▶ _Collected data_:
____
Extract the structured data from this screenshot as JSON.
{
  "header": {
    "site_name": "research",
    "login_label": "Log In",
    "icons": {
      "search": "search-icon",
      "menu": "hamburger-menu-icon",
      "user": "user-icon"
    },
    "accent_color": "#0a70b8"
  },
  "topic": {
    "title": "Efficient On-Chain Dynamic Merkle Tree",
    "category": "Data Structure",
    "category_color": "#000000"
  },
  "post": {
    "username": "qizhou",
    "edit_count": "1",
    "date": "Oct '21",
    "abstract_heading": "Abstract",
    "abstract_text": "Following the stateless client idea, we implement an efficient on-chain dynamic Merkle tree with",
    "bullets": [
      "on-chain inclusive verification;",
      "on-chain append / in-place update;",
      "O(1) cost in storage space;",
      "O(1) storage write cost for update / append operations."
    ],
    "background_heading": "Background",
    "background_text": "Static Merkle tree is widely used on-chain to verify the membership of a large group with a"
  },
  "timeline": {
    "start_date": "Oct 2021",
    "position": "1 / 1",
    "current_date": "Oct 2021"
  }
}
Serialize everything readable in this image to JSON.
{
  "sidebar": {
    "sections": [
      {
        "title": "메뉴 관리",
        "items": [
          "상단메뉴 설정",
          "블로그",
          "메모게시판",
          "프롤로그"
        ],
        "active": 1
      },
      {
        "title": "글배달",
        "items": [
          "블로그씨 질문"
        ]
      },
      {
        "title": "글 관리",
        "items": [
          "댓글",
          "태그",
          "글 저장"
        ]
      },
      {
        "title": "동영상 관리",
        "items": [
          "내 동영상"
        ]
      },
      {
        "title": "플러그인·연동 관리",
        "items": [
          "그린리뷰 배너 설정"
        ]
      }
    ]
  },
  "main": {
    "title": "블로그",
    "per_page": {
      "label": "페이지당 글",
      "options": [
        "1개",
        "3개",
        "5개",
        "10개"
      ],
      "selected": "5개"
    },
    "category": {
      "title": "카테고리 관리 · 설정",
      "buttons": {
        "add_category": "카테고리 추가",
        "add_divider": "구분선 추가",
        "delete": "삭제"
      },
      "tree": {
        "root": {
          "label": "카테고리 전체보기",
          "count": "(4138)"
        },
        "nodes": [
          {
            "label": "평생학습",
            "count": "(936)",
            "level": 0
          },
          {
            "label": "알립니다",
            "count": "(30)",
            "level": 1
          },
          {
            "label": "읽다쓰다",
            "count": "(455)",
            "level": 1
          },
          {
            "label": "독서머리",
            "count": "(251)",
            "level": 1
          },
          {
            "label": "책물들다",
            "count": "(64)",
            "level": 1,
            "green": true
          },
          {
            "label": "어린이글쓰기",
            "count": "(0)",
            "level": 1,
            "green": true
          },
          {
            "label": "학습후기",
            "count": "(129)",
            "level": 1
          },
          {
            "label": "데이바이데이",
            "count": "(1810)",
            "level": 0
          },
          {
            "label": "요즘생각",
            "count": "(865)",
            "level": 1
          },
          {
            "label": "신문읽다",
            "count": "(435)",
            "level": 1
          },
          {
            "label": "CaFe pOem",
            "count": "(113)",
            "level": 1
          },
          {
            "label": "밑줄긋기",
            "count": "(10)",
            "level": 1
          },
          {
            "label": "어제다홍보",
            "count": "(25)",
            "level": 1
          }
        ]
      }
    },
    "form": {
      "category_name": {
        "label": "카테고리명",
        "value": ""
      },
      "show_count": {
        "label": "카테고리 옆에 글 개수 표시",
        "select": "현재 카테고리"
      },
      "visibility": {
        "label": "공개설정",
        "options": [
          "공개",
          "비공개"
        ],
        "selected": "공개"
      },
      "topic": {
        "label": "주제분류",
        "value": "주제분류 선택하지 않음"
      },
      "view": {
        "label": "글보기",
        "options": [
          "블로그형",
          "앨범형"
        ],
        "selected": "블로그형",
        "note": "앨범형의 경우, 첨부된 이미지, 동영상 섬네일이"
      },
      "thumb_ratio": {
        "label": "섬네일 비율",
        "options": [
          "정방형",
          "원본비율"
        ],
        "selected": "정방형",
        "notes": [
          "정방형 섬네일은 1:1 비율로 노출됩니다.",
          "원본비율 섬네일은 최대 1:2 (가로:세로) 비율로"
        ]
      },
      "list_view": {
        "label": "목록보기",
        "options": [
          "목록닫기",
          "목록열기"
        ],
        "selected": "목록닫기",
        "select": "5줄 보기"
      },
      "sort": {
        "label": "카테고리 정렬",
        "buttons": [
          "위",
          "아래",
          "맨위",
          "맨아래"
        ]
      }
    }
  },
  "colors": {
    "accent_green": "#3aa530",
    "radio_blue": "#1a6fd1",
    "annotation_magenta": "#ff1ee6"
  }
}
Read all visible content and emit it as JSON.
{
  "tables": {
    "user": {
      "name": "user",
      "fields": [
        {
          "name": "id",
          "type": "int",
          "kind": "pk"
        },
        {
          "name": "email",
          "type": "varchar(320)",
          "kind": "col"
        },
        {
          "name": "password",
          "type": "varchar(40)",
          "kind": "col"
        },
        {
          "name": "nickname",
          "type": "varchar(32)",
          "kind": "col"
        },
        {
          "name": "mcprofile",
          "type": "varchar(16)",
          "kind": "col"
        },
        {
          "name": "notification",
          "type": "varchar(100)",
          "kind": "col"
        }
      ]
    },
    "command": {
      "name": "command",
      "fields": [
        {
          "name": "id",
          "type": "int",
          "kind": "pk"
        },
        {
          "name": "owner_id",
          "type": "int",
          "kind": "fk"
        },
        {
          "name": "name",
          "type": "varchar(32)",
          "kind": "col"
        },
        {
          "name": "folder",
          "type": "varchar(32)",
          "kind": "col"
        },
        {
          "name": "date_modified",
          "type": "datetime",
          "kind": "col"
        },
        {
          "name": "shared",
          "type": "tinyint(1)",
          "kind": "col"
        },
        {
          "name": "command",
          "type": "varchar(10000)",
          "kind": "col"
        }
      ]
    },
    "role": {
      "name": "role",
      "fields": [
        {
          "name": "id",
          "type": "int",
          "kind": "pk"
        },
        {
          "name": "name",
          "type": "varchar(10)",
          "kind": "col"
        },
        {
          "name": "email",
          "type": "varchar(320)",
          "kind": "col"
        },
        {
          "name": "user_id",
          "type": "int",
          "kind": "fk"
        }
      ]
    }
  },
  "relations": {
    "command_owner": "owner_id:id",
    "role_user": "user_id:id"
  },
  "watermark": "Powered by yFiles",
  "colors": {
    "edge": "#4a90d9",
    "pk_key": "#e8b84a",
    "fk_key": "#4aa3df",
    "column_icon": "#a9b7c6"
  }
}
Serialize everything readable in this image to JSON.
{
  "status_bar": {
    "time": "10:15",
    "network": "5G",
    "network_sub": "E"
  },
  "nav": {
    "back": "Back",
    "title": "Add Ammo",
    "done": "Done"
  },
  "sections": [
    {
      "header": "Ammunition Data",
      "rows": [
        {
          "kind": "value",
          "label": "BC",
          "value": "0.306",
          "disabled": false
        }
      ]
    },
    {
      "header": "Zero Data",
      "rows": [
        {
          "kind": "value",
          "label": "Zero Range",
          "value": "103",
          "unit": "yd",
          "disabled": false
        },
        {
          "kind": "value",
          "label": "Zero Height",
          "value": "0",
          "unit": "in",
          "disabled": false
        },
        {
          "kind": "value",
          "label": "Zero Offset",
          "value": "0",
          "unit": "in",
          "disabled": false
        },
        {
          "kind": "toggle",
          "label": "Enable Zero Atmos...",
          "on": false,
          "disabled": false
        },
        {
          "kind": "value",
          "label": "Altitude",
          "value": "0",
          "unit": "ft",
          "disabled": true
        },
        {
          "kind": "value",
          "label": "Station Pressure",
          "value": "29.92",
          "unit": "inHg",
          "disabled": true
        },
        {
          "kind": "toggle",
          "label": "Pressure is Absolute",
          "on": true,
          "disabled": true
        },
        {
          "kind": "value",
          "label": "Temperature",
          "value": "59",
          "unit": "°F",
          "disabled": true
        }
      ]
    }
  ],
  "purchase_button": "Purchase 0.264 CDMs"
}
____
▶ _Goal_:
Look over the listing above. Pick out and copy every line that includes "title".

▶ _Solved problem_:
    "title": "Efficient On-Chain Dynamic Merkle Tree",
        "title": "메뉴 관리",
        "title": "글배달",
        "title": "글 관리",
        "title": "동영상 관리",
        "title": "플러그인·연동 관리",
    "title": "블로그",
      "title": "카테고리 관리 · 설정",
    "title": "Add Ammo",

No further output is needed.